EXTRACTED INFORMATION:
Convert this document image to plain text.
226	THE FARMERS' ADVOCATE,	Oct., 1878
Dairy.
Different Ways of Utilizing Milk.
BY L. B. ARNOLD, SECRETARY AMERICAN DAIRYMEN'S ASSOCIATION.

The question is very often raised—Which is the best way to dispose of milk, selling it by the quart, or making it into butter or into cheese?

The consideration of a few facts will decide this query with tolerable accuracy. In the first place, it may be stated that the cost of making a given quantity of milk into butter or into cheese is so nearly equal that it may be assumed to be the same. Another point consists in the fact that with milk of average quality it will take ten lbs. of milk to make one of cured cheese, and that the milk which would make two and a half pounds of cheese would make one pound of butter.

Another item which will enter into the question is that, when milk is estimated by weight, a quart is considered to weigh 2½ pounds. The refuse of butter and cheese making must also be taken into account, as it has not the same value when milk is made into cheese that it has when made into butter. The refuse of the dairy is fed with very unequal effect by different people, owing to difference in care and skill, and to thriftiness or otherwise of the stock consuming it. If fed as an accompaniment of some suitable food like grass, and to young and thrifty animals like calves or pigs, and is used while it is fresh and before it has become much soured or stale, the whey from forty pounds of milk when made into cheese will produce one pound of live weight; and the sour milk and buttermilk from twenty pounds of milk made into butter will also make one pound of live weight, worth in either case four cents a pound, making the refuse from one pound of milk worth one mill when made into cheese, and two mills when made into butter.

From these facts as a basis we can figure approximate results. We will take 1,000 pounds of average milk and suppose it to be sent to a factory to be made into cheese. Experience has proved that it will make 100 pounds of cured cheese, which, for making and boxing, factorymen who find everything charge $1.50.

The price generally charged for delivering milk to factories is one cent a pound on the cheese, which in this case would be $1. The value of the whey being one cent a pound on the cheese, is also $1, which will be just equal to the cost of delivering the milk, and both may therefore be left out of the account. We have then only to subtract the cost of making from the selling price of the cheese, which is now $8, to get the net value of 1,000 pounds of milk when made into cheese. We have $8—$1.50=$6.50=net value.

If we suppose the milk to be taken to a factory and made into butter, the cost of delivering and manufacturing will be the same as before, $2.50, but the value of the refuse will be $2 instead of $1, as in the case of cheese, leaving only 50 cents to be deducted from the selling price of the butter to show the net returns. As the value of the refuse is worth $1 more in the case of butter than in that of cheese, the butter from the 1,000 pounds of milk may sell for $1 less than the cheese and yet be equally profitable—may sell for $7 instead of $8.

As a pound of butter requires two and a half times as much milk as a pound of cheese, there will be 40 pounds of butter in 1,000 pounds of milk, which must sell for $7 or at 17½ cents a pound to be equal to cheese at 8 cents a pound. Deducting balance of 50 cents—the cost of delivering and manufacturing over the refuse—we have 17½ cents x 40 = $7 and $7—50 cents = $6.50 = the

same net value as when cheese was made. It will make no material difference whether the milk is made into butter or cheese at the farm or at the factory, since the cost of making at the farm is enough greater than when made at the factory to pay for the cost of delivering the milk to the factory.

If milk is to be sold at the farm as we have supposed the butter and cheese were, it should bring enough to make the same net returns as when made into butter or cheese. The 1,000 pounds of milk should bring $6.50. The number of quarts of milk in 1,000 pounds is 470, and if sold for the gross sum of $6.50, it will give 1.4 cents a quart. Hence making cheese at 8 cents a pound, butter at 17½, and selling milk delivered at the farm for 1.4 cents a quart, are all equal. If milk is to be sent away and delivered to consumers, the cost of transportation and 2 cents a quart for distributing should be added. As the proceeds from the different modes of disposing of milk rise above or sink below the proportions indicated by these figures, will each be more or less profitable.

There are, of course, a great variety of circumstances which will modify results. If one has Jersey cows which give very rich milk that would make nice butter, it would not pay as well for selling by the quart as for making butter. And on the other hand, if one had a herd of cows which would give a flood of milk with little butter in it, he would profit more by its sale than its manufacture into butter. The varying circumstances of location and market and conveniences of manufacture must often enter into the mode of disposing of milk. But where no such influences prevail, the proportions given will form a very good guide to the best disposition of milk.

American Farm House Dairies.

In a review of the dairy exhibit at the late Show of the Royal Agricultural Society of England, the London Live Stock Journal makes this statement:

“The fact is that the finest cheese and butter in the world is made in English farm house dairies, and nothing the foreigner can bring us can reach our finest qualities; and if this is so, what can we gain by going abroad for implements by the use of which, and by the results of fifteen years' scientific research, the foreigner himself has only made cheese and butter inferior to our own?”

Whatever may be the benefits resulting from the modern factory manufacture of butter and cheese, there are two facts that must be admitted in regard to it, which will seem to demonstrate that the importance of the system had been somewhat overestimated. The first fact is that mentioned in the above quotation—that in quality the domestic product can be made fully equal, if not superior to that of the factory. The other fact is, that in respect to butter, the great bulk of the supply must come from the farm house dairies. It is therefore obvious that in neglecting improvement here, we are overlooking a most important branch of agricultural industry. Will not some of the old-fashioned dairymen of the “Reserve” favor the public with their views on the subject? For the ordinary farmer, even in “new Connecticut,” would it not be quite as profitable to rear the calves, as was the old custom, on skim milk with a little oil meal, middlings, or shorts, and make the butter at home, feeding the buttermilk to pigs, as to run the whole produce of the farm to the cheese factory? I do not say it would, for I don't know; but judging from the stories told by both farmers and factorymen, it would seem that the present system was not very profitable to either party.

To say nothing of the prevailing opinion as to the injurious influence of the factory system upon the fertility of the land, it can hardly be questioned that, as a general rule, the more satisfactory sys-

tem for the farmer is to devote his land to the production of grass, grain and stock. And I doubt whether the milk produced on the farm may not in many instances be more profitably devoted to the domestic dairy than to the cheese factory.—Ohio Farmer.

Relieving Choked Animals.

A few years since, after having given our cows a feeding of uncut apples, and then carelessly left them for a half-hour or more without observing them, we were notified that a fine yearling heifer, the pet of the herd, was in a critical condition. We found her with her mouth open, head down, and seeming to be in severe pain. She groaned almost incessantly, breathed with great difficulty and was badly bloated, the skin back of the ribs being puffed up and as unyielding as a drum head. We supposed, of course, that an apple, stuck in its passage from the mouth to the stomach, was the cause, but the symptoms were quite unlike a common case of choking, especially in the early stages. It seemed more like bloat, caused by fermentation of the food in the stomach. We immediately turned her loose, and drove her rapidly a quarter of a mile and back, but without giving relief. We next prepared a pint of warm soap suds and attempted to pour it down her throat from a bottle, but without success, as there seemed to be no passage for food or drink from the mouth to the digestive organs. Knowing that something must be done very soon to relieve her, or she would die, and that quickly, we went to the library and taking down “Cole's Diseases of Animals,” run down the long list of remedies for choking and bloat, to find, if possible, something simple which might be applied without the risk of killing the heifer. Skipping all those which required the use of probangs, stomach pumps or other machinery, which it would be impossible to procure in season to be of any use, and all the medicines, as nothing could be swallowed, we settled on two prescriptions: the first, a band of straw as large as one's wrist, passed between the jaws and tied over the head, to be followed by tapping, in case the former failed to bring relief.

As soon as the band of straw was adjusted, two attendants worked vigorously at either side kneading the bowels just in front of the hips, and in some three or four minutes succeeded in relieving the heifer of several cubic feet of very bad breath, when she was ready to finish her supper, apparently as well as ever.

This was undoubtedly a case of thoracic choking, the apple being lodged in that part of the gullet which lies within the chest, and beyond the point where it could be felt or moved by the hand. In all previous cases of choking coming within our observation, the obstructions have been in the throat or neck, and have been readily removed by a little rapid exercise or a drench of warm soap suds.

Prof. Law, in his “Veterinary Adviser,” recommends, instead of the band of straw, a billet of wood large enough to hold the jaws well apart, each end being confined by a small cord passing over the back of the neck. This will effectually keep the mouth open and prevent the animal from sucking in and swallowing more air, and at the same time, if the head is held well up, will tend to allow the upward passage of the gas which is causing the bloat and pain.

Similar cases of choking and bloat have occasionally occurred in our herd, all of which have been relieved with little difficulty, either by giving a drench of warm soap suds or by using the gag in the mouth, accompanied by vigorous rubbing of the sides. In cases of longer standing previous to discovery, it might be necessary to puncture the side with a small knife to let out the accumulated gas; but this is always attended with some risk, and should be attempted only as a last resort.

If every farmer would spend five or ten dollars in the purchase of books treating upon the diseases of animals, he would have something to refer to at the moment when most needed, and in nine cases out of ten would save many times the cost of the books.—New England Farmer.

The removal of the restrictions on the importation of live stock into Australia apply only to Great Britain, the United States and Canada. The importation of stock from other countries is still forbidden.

WHAT YOU WILL DO:
Write out every line of the data that holds the word "England".

OUTPUT OF THE TASK:
In a review of the dairy exhibit at the late Show of the Royal Agricultural Society of England, the London Live Stock Journal makes this statement:
If every farmer would spend five or ten dollars in the purchase of books treating upon the diseases of animals, he would have something to refer to at the moment when most needed, and in nine cases out of ten would save many times the cost of the books.—New England Farmer.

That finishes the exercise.